# start of EXCERPTED RECORDS

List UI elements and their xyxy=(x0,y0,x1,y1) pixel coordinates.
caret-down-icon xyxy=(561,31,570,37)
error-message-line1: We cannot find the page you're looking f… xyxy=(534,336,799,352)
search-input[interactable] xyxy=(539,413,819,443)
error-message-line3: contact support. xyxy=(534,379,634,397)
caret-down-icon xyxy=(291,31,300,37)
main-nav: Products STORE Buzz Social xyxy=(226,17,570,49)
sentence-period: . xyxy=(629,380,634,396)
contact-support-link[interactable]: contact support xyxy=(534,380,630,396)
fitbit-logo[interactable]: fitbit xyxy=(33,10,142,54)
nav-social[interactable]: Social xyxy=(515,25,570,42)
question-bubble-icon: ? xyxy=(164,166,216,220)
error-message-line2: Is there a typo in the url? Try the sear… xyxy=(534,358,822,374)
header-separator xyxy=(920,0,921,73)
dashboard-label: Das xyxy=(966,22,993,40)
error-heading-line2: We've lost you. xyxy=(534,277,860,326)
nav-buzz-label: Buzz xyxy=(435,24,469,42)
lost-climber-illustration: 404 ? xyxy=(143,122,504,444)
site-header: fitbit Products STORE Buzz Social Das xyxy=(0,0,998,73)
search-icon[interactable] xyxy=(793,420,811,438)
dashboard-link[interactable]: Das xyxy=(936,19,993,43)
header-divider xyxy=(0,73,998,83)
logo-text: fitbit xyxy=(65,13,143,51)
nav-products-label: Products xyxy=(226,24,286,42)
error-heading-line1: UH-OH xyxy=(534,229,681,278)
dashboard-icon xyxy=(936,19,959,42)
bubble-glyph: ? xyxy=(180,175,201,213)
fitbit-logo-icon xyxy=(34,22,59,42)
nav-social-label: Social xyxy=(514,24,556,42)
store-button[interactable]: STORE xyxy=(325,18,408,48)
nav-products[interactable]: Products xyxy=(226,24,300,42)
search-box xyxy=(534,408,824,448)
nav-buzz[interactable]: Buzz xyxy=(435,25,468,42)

# end of EXCERPTED RECORDS

§ **PROBLEM DETAILS**
Reproduce all of the records above, swapping every "caret-down-icon" for "chevron-down-icon" and leaving everything else unchanged.

§ **CORRECT ANSWER**
List UI elements and their xyxy=(x0,y0,x1,y1) pixel coordinates.
chevron-down-icon xyxy=(561,31,570,37)
error-message-line1: We cannot find the page you're looking f… xyxy=(534,336,799,352)
search-input[interactable] xyxy=(539,413,819,443)
error-message-line3: contact support. xyxy=(534,379,634,397)
chevron-down-icon xyxy=(291,31,300,37)
main-nav: Products STORE Buzz Social xyxy=(226,17,570,49)
sentence-period: . xyxy=(629,380,634,396)
contact-support-link[interactable]: contact support xyxy=(534,380,630,396)
fitbit-logo[interactable]: fitbit xyxy=(33,10,142,54)
nav-social[interactable]: Social xyxy=(515,25,570,42)
question-bubble-icon: ? xyxy=(164,166,216,220)
error-message-line2: Is there a typo in the url? Try the sear… xyxy=(534,358,822,374)
header-separator xyxy=(920,0,921,73)
dashboard-label: Das xyxy=(966,22,993,40)
error-heading-line2: We've lost you. xyxy=(534,277,860,326)
nav-buzz-label: Buzz xyxy=(435,24,469,42)
lost-climber-illustration: 404 ? xyxy=(143,122,504,444)
site-header: fitbit Products STORE Buzz Social Das xyxy=(0,0,998,73)
search-icon[interactable] xyxy=(793,420,811,438)
dashboard-link[interactable]: Das xyxy=(936,19,993,43)
header-divider xyxy=(0,73,998,83)
logo-text: fitbit xyxy=(65,13,143,51)
nav-products-label: Products xyxy=(226,24,286,42)
error-heading-line1: UH-OH xyxy=(534,229,681,278)
dashboard-icon xyxy=(936,19,959,42)
bubble-glyph: ? xyxy=(180,175,201,213)
fitbit-logo-icon xyxy=(34,22,59,42)
nav-social-label: Social xyxy=(514,24,556,42)
store-button[interactable]: STORE xyxy=(325,18,408,48)
nav-products[interactable]: Products xyxy=(226,24,300,42)
search-box xyxy=(534,408,824,448)
nav-buzz[interactable]: Buzz xyxy=(435,25,468,42)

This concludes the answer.